**TASK DETAILS**
For each line below that includes the word "member", make a copy.

(A block of data)
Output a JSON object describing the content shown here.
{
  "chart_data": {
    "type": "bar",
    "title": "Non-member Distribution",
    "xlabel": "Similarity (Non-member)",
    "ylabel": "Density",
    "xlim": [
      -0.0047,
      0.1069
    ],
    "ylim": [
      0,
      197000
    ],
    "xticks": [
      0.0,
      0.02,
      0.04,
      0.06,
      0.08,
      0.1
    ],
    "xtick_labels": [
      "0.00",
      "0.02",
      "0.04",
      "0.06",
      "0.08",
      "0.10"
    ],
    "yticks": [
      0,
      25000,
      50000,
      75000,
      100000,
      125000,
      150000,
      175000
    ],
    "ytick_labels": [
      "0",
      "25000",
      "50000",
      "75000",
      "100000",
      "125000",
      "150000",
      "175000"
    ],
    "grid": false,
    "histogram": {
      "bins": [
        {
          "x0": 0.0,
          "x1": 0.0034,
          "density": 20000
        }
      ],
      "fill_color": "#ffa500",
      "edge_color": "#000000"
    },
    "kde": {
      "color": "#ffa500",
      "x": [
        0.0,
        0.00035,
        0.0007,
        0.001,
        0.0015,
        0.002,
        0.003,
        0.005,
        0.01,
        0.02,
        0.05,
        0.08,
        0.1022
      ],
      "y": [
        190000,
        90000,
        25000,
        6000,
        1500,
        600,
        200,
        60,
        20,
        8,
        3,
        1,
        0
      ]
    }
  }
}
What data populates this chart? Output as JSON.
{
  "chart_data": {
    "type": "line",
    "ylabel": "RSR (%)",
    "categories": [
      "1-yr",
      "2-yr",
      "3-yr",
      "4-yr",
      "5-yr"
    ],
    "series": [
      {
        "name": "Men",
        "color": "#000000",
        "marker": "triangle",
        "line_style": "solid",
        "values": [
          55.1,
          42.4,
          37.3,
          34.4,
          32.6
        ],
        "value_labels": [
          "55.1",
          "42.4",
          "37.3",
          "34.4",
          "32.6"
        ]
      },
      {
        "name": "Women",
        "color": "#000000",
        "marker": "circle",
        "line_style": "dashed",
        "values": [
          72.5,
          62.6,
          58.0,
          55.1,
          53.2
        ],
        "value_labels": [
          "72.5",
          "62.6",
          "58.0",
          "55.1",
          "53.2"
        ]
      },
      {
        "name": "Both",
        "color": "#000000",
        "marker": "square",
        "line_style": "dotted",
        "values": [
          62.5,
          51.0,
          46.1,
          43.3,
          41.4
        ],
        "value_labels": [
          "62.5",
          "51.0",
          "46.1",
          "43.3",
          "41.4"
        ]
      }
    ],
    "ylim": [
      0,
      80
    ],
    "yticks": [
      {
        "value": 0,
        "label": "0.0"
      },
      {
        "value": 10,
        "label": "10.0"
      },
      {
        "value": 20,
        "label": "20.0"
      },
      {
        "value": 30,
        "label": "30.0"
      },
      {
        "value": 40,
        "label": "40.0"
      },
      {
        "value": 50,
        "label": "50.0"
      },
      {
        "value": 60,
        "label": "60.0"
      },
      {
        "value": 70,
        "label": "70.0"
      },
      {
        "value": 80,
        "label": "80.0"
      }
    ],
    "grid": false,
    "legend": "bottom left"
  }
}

**OUTPUT**
    "title": "Non-member Distribution",
    "xlabel": "Similarity (Non-member)",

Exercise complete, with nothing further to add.